> **Collected data entries**

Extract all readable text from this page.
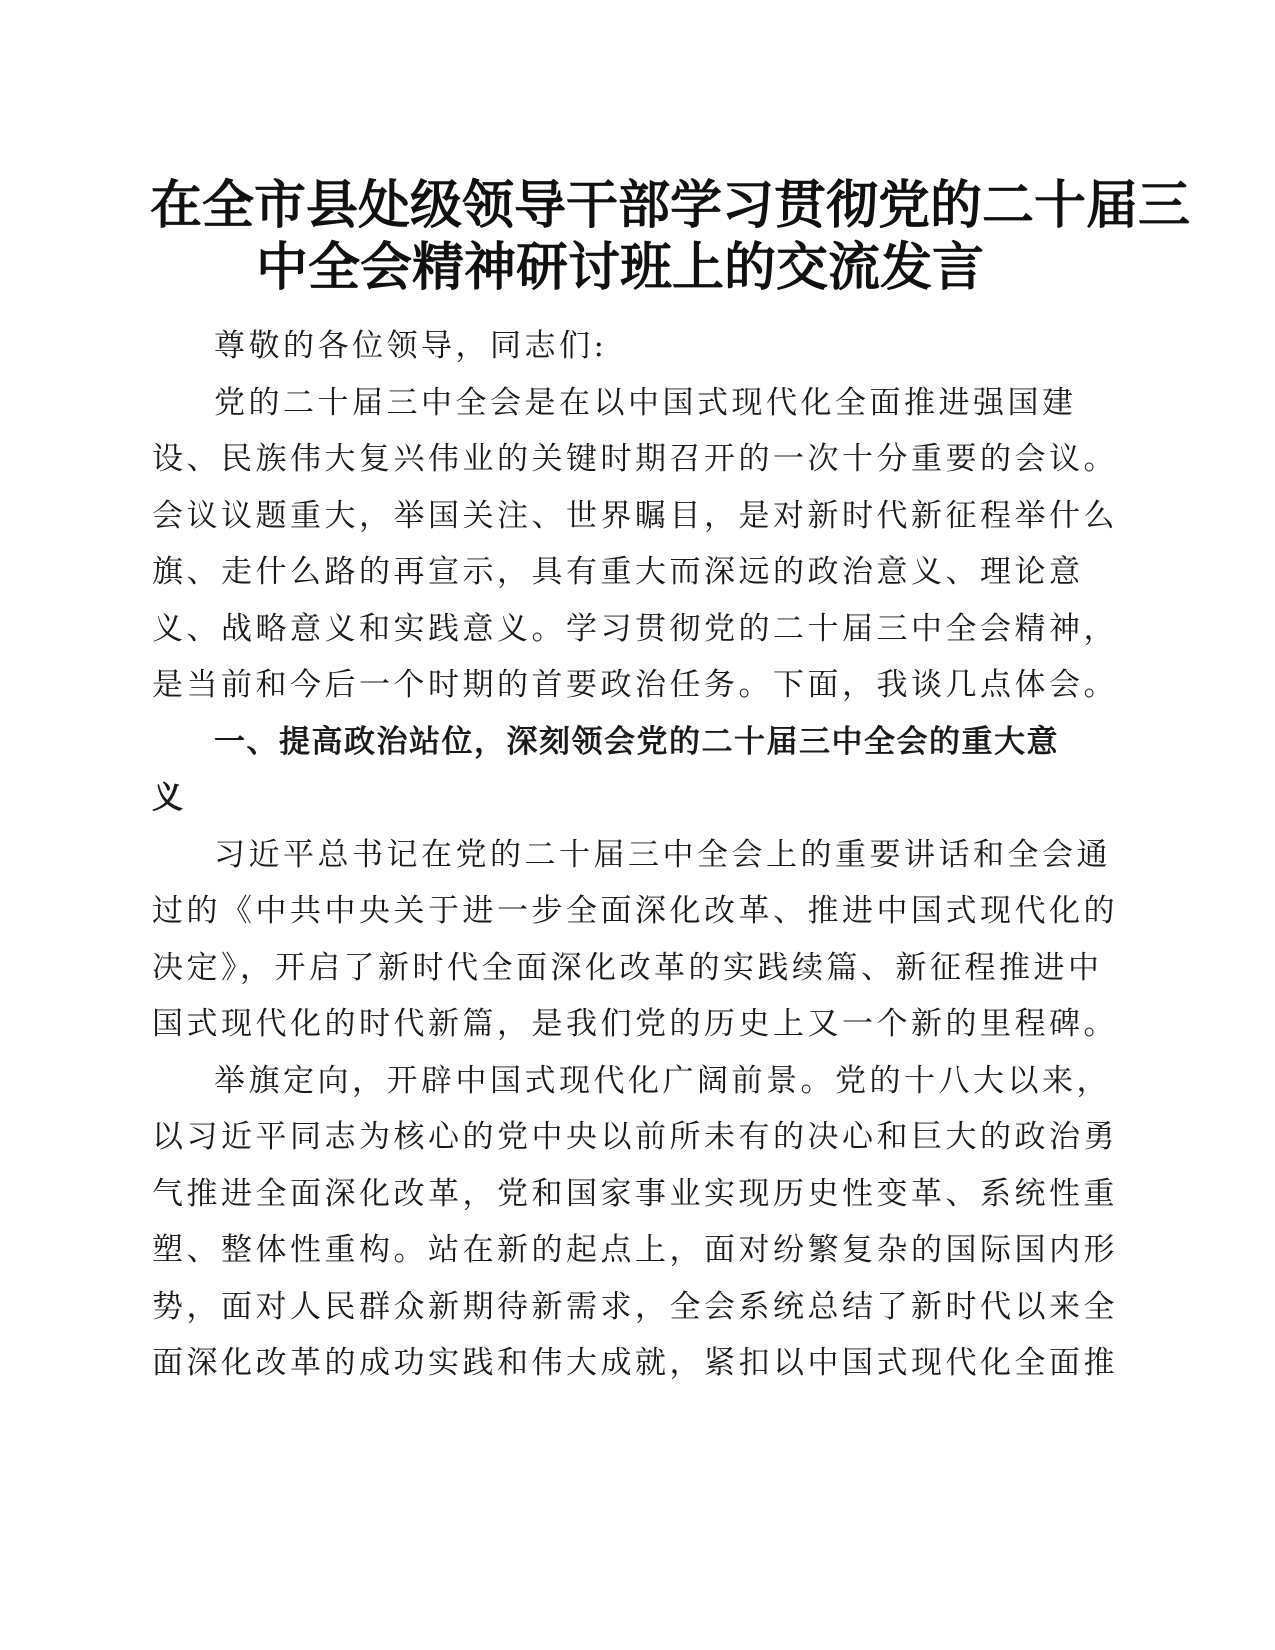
在全市县处级领导干部学习贯彻党的二十届三
中全会精神研讨班上的交流发言
尊敬的各位领导，同志们:
党的二十届三中全会是在以中国式现代化全面推进强国建
设、民族伟大复兴伟业的关键时期召开的一次十分重要的会议。
会议议题重大，举国关注、世界瞩目，是对新时代新征程举什么
旗、走什么路的再宣示，具有重大而深远的政治意义、理论意
义、战略意义和实践意义。学习贯彻党的二十届三中全会精神，
是当前和今后一个时期的首要政治任务。下面，我谈几点体会。
一、提高政治站位，深刻领会党的二十届三中全会的重大意
义
习近平总书记在党的二十届三中全会上的重要讲话和全会通
过的《中共中央关于进一步全面深化改革、推进中国式现代化的
决定》，开启了新时代全面深化改革的实践续篇、新征程推进中
国式现代化的时代新篇，是我们党的历史上又一个新的里程碑。
举旗定向，开辟中国式现代化广阔前景。党的十八大以来，
以习近平同志为核心的党中央以前所未有的决心和巨大的政治勇
气推进全面深化改革，党和国家事业实现历史性变革、系统性重
塑、整体性重构。站在新的起点上，面对纷繁复杂的国际国内形
势，面对人民群众新期待新需求，全会系统总结了新时代以来全
面深化改革的成功实践和伟大成就，紧扣以中国式现代化全面推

> **STATED PROBLEM**
Reproduce the listing word for word and omit its pictures.

> **TASK ANSWER**
Extract all readable text from this page.
在全市县处级领导干部学习贯彻党的二十届三
中全会精神研讨班上的交流发言
尊敬的各位领导，同志们:
党的二十届三中全会是在以中国式现代化全面推进强国建
设、民族伟大复兴伟业的关键时期召开的一次十分重要的会议。
会议议题重大，举国关注、世界瞩目，是对新时代新征程举什么
旗、走什么路的再宣示，具有重大而深远的政治意义、理论意
义、战略意义和实践意义。学习贯彻党的二十届三中全会精神，
是当前和今后一个时期的首要政治任务。下面，我谈几点体会。
一、提高政治站位，深刻领会党的二十届三中全会的重大意
义
习近平总书记在党的二十届三中全会上的重要讲话和全会通
过的《中共中央关于进一步全面深化改革、推进中国式现代化的
决定》，开启了新时代全面深化改革的实践续篇、新征程推进中
国式现代化的时代新篇，是我们党的历史上又一个新的里程碑。
举旗定向，开辟中国式现代化广阔前景。党的十八大以来，
以习近平同志为核心的党中央以前所未有的决心和巨大的政治勇
气推进全面深化改革，党和国家事业实现历史性变革、系统性重
塑、整体性重构。站在新的起点上，面对纷繁复杂的国际国内形
势，面对人民群众新期待新需求，全会系统总结了新时代以来全
面深化改革的成功实践和伟大成就，紧扣以中国式现代化全面推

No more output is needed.